[Instructions for the task] Work through the data line by line, gathering every line that has the word "from".

[Material provided]

+++++

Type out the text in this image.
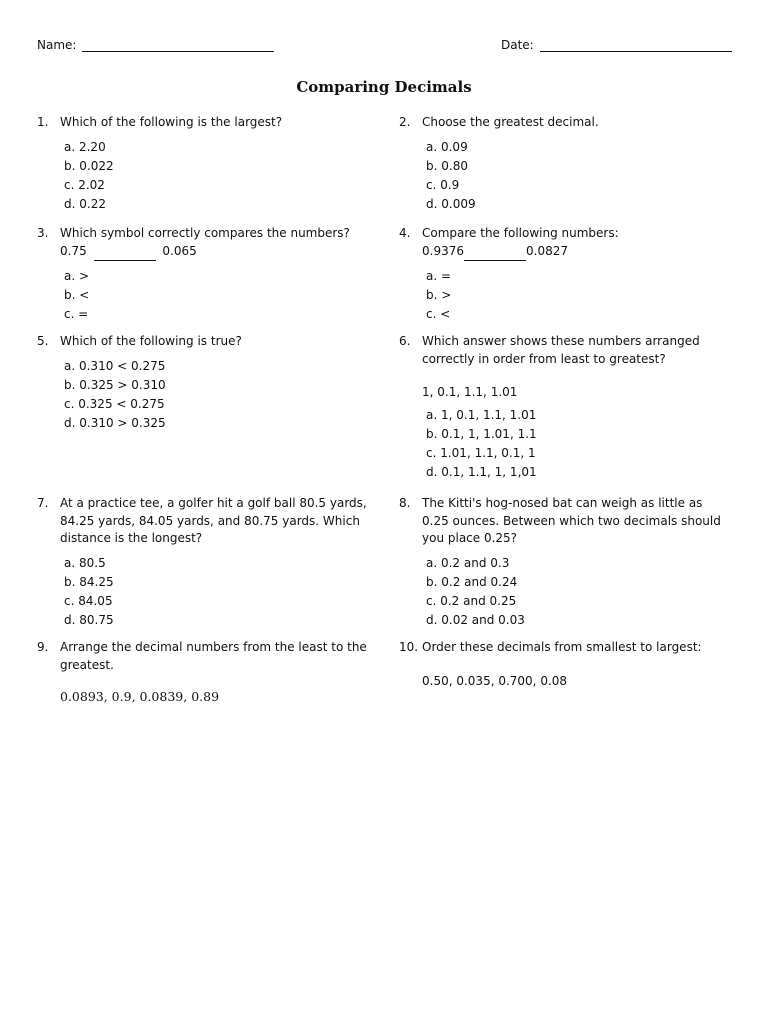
Name:	Date:
Comparing Decimals
1. Which of the following is the largest?
a. 2.20
b. 0.022
c. 2.02
d. 0.22
2. Choose the greatest decimal.
a. 0.09
b. 0.80
c. 0.9
d. 0.009
3. Which symbol correctly compares the numbers?
0.75	0.065
a. >
b. <
c. =
4. Compare the following numbers:
0.9376	0.0827
a. =
b. >
c. <
5. Which of the following is true?
a. 0.310 < 0.275
b. 0.325 > 0.310
c. 0.325 < 0.275
d. 0.310 > 0.325
6. Which answer shows these numbers arranged correctly in order from least to greatest?
1, 0.1, 1.1, 1.01
a. 1, 0.1, 1.1, 1.01
b. 0.1, 1, 1.01, 1.1
c. 1.01, 1.1, 0.1, 1
d. 0.1, 1.1, 1, 1,01
7. At a practice tee, a golfer hit a golf ball 80.5 yards, 84.25 yards, 84.05 yards, and 80.75 yards. Which distance is the longest?
a. 80.5
b. 84.25
c. 84.05
d. 80.75
8. The Kitti's hog-nosed bat can weigh as little as 0.25 ounces. Between which two decimals should you place 0.25?
a. 0.2 and 0.3
b. 0.2 and 0.24
c. 0.2 and 0.25
d. 0.02 and 0.03
9. Arrange the decimal numbers from the least to the greatest.
0.0893, 0.9, 0.0839, 0.89
10. Order these decimals from smallest to largest:
0.50, 0.035, 0.700, 0.08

+++++

[The completed task]
6. Which answer shows these numbers arranged correctly in order from least to greatest?
9. Arrange the decimal numbers from the least to the greatest.
10. Order these decimals from smallest to largest:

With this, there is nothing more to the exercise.